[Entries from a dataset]

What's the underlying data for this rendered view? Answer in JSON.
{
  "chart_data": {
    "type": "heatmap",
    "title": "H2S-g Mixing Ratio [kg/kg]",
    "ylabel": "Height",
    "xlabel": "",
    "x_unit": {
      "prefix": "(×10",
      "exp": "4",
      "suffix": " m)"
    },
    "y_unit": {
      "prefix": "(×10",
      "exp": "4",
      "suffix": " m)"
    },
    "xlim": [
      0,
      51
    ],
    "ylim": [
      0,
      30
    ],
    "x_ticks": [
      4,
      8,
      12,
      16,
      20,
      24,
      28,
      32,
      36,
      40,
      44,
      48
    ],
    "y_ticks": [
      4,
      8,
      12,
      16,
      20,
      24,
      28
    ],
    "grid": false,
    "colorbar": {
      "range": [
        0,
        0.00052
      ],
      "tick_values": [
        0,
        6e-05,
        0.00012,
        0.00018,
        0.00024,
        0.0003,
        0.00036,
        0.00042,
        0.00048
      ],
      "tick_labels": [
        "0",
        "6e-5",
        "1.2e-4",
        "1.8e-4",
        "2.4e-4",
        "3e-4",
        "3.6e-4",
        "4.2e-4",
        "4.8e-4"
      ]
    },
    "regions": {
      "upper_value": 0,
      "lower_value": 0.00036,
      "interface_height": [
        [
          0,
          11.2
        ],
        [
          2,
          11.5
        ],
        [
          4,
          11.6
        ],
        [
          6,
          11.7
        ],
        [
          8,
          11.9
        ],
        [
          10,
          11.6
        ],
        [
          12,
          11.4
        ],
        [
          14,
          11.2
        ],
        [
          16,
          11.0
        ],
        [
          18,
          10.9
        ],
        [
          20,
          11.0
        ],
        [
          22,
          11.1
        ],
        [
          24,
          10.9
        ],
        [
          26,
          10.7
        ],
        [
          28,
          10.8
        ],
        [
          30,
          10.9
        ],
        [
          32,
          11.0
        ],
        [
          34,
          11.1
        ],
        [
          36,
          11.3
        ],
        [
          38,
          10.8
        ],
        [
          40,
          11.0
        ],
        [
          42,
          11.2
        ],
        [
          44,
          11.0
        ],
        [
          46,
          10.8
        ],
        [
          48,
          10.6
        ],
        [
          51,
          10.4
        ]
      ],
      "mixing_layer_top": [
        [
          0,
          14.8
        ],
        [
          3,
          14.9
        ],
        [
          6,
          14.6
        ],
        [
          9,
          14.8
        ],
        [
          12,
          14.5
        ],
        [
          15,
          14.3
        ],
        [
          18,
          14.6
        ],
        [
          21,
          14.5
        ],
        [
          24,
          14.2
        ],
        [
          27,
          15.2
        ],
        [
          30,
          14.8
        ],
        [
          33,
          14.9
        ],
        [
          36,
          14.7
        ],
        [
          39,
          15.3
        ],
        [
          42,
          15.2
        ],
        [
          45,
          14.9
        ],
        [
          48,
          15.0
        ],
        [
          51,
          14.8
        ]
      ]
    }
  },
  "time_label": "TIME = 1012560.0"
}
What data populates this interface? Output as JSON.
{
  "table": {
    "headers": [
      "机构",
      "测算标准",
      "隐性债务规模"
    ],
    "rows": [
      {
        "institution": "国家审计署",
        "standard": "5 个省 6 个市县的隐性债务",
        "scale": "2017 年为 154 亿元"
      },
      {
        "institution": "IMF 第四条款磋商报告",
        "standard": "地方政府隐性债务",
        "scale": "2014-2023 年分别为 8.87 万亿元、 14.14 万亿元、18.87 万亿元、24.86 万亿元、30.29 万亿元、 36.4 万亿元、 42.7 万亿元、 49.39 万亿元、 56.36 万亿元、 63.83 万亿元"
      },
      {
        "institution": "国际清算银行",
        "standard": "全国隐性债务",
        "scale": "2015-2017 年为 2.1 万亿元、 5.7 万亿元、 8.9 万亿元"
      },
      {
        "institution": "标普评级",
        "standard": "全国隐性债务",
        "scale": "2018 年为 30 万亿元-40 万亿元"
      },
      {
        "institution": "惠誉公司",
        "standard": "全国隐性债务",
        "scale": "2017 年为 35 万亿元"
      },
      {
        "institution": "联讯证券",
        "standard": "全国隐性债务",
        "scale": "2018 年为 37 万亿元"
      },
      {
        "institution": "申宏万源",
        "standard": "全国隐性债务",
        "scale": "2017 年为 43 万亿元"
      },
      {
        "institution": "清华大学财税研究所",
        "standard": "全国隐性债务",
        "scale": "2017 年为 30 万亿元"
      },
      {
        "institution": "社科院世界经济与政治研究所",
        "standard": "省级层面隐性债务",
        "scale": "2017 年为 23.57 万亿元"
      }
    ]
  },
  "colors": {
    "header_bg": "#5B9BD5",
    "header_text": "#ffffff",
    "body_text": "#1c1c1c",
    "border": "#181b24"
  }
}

> **STATED GOAL**
Go through the data and return every record exactly.

> **TASK RESULT**
What's the underlying data for this rendered view? Answer in JSON.
{
  "chart_data": {
    "type": "heatmap",
    "title": "H2S-g Mixing Ratio [kg/kg]",
    "ylabel": "Height",
    "xlabel": "",
    "x_unit": {
      "prefix": "(×10",
      "exp": "4",
      "suffix": " m)"
    },
    "y_unit": {
      "prefix": "(×10",
      "exp": "4",
      "suffix": " m)"
    },
    "xlim": [
      0,
      51
    ],
    "ylim": [
      0,
      30
    ],
    "x_ticks": [
      4,
      8,
      12,
      16,
      20,
      24,
      28,
      32,
      36,
      40,
      44,
      48
    ],
    "y_ticks": [
      4,
      8,
      12,
      16,
      20,
      24,
      28
    ],
    "grid": false,
    "colorbar": {
      "range": [
        0,
        0.00052
      ],
      "tick_values": [
        0,
        6e-05,
        0.00012,
        0.00018,
        0.00024,
        0.0003,
        0.00036,
        0.00042,
        0.00048
      ],
      "tick_labels": [
        "0",
        "6e-5",
        "1.2e-4",
        "1.8e-4",
        "2.4e-4",
        "3e-4",
        "3.6e-4",
        "4.2e-4",
        "4.8e-4"
      ]
    },
    "regions": {
      "upper_value": 0,
      "lower_value": 0.00036,
      "interface_height": [
        [
          0,
          11.2
        ],
        [
          2,
          11.5
        ],
        [
          4,
          11.6
        ],
        [
          6,
          11.7
        ],
        [
          8,
          11.9
        ],
        [
          10,
          11.6
        ],
        [
          12,
          11.4
        ],
        [
          14,
          11.2
        ],
        [
          16,
          11.0
        ],
        [
          18,
          10.9
        ],
        [
          20,
          11.0
        ],
        [
          22,
          11.1
        ],
        [
          24,
          10.9
        ],
        [
          26,
          10.7
        ],
        [
          28,
          10.8
        ],
        [
          30,
          10.9
        ],
        [
          32,
          11.0
        ],
        [
          34,
          11.1
        ],
        [
          36,
          11.3
        ],
        [
          38,
          10.8
        ],
        [
          40,
          11.0
        ],
        [
          42,
          11.2
        ],
        [
          44,
          11.0
        ],
        [
          46,
          10.8
        ],
        [
          48,
          10.6
        ],
        [
          51,
          10.4
        ]
      ],
      "mixing_layer_top": [
        [
          0,
          14.8
        ],
        [
          3,
          14.9
        ],
        [
          6,
          14.6
        ],
        [
          9,
          14.8
        ],
        [
          12,
          14.5
        ],
        [
          15,
          14.3
        ],
        [
          18,
          14.6
        ],
        [
          21,
          14.5
        ],
        [
          24,
          14.2
        ],
        [
          27,
          15.2
        ],
        [
          30,
          14.8
        ],
        [
          33,
          14.9
        ],
        [
          36,
          14.7
        ],
        [
          39,
          15.3
        ],
        [
          42,
          15.2
        ],
        [
          45,
          14.9
        ],
        [
          48,
          15.0
        ],
        [
          51,
          14.8
        ]
      ]
    }
  },
  "time_label": "TIME = 1012560.0"
}
What data populates this interface? Output as JSON.
{
  "table": {
    "headers": [
      "机构",
      "测算标准",
      "隐性债务规模"
    ],
    "rows": [
      {
        "institution": "国家审计署",
        "standard": "5 个省 6 个市县的隐性债务",
        "scale": "2017 年为 154 亿元"
      },
      {
        "institution": "IMF 第四条款磋商报告",
        "standard": "地方政府隐性债务",
        "scale": "2014-2023 年分别为 8.87 万亿元、 14.14 万亿元、18.87 万亿元、24.86 万亿元、30.29 万亿元、 36.4 万亿元、 42.7 万亿元、 49.39 万亿元、 56.36 万亿元、 63.83 万亿元"
      },
      {
        "institution": "国际清算银行",
        "standard": "全国隐性债务",
        "scale": "2015-2017 年为 2.1 万亿元、 5.7 万亿元、 8.9 万亿元"
      },
      {
        "institution": "标普评级",
        "standard": "全国隐性债务",
        "scale": "2018 年为 30 万亿元-40 万亿元"
      },
      {
        "institution": "惠誉公司",
        "standard": "全国隐性债务",
        "scale": "2017 年为 35 万亿元"
      },
      {
        "institution": "联讯证券",
        "standard": "全国隐性债务",
        "scale": "2018 年为 37 万亿元"
      },
      {
        "institution": "申宏万源",
        "standard": "全国隐性债务",
        "scale": "2017 年为 43 万亿元"
      },
      {
        "institution": "清华大学财税研究所",
        "standard": "全国隐性债务",
        "scale": "2017 年为 30 万亿元"
      },
      {
        "institution": "社科院世界经济与政治研究所",
        "standard": "省级层面隐性债务",
        "scale": "2017 年为 23.57 万亿元"
      }
    ]
  },
  "colors": {
    "header_bg": "#5B9BD5",
    "header_text": "#ffffff",
    "body_text": "#1c1c1c",
    "border": "#181b24"
  }
}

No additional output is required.